The records:
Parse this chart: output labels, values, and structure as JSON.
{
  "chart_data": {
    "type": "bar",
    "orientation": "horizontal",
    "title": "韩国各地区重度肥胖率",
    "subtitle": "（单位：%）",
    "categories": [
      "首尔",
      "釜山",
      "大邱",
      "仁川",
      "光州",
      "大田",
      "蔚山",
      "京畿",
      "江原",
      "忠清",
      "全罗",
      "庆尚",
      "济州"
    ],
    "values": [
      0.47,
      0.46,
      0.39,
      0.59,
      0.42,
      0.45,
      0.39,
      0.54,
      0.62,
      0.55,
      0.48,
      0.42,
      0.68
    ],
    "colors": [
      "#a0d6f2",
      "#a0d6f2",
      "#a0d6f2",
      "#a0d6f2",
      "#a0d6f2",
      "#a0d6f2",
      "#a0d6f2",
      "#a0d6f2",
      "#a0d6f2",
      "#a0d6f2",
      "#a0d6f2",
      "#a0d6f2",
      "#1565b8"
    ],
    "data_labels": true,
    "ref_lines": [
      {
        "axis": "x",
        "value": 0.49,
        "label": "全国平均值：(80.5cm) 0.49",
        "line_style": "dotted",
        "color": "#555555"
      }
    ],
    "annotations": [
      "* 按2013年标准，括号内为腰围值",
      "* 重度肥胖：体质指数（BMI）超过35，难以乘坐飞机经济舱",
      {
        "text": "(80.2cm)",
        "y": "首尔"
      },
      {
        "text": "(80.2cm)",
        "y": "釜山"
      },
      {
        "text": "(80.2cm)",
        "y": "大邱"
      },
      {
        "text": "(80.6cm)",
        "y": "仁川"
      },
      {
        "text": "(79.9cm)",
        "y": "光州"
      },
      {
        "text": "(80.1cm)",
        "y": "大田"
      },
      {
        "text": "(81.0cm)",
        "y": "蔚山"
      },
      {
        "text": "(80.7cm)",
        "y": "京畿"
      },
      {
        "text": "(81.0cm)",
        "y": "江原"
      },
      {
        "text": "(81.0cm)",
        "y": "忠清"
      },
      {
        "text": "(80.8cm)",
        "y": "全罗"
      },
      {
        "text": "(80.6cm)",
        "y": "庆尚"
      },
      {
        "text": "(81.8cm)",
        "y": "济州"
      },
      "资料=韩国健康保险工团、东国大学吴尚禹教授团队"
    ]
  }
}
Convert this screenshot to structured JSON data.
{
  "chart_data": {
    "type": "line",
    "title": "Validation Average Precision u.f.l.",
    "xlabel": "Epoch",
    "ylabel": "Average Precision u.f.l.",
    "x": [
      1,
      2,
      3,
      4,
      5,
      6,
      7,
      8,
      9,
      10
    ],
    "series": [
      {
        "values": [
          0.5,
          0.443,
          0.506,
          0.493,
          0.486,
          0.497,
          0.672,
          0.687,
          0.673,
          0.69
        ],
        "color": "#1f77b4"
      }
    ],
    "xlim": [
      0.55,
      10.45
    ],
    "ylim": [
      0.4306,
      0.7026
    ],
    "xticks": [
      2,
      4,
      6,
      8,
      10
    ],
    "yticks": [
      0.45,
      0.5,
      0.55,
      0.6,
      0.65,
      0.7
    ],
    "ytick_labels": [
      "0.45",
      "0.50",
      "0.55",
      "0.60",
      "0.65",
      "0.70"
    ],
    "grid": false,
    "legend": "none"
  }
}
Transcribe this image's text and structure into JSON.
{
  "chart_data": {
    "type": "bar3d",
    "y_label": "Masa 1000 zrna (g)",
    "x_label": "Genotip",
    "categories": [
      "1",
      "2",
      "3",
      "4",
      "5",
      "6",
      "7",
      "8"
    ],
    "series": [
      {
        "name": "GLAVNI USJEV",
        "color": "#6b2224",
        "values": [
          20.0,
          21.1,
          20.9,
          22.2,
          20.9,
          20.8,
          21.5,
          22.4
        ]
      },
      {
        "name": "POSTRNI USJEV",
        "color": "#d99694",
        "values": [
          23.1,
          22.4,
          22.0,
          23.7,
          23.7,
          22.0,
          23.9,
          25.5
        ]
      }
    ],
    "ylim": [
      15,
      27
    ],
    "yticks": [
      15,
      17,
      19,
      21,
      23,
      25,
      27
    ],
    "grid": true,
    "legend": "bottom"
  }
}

Given instruction: The records above should be restated word for word, please.

Exercise response:
Parse this chart: output labels, values, and structure as JSON.
{
  "chart_data": {
    "type": "bar",
    "orientation": "horizontal",
    "title": "韩国各地区重度肥胖率",
    "subtitle": "（单位：%）",
    "categories": [
      "首尔",
      "釜山",
      "大邱",
      "仁川",
      "光州",
      "大田",
      "蔚山",
      "京畿",
      "江原",
      "忠清",
      "全罗",
      "庆尚",
      "济州"
    ],
    "values": [
      0.47,
      0.46,
      0.39,
      0.59,
      0.42,
      0.45,
      0.39,
      0.54,
      0.62,
      0.55,
      0.48,
      0.42,
      0.68
    ],
    "colors": [
      "#a0d6f2",
      "#a0d6f2",
      "#a0d6f2",
      "#a0d6f2",
      "#a0d6f2",
      "#a0d6f2",
      "#a0d6f2",
      "#a0d6f2",
      "#a0d6f2",
      "#a0d6f2",
      "#a0d6f2",
      "#a0d6f2",
      "#1565b8"
    ],
    "data_labels": true,
    "ref_lines": [
      {
        "axis": "x",
        "value": 0.49,
        "label": "全国平均值：(80.5cm) 0.49",
        "line_style": "dotted",
        "color": "#555555"
      }
    ],
    "annotations": [
      "* 按2013年标准，括号内为腰围值",
      "* 重度肥胖：体质指数（BMI）超过35，难以乘坐飞机经济舱",
      {
        "text": "(80.2cm)",
        "y": "首尔"
      },
      {
        "text": "(80.2cm)",
        "y": "釜山"
      },
      {
        "text": "(80.2cm)",
        "y": "大邱"
      },
      {
        "text": "(80.6cm)",
        "y": "仁川"
      },
      {
        "text": "(79.9cm)",
        "y": "光州"
      },
      {
        "text": "(80.1cm)",
        "y": "大田"
      },
      {
        "text": "(81.0cm)",
        "y": "蔚山"
      },
      {
        "text": "(80.7cm)",
        "y": "京畿"
      },
      {
        "text": "(81.0cm)",
        "y": "江原"
      },
      {
        "text": "(81.0cm)",
        "y": "忠清"
      },
      {
        "text": "(80.8cm)",
        "y": "全罗"
      },
      {
        "text": "(80.6cm)",
        "y": "庆尚"
      },
      {
        "text": "(81.8cm)",
        "y": "济州"
      },
      "资料=韩国健康保险工团、东国大学吴尚禹教授团队"
    ]
  }
}
Convert this screenshot to structured JSON data.
{
  "chart_data": {
    "type": "line",
    "title": "Validation Average Precision u.f.l.",
    "xlabel": "Epoch",
    "ylabel": "Average Precision u.f.l.",
    "x": [
      1,
      2,
      3,
      4,
      5,
      6,
      7,
      8,
      9,
      10
    ],
    "series": [
      {
        "values": [
          0.5,
          0.443,
          0.506,
          0.493,
          0.486,
          0.497,
          0.672,
          0.687,
          0.673,
          0.69
        ],
        "color": "#1f77b4"
      }
    ],
    "xlim": [
      0.55,
      10.45
    ],
    "ylim": [
      0.4306,
      0.7026
    ],
    "xticks": [
      2,
      4,
      6,
      8,
      10
    ],
    "yticks": [
      0.45,
      0.5,
      0.55,
      0.6,
      0.65,
      0.7
    ],
    "ytick_labels": [
      "0.45",
      "0.50",
      "0.55",
      "0.60",
      "0.65",
      "0.70"
    ],
    "grid": false,
    "legend": "none"
  }
}
Transcribe this image's text and structure into JSON.
{
  "chart_data": {
    "type": "bar3d",
    "y_label": "Masa 1000 zrna (g)",
    "x_label": "Genotip",
    "categories": [
      "1",
      "2",
      "3",
      "4",
      "5",
      "6",
      "7",
      "8"
    ],
    "series": [
      {
        "name": "GLAVNI USJEV",
        "color": "#6b2224",
        "values": [
          20.0,
          21.1,
          20.9,
          22.2,
          20.9,
          20.8,
          21.5,
          22.4
        ]
      },
      {
        "name": "POSTRNI USJEV",
        "color": "#d99694",
        "values": [
          23.1,
          22.4,
          22.0,
          23.7,
          23.7,
          22.0,
          23.9,
          25.5
        ]
      }
    ],
    "ylim": [
      15,
      27
    ],
    "yticks": [
      15,
      17,
      19,
      21,
      23,
      25,
      27
    ],
    "grid": true,
    "legend": "bottom"
  }
}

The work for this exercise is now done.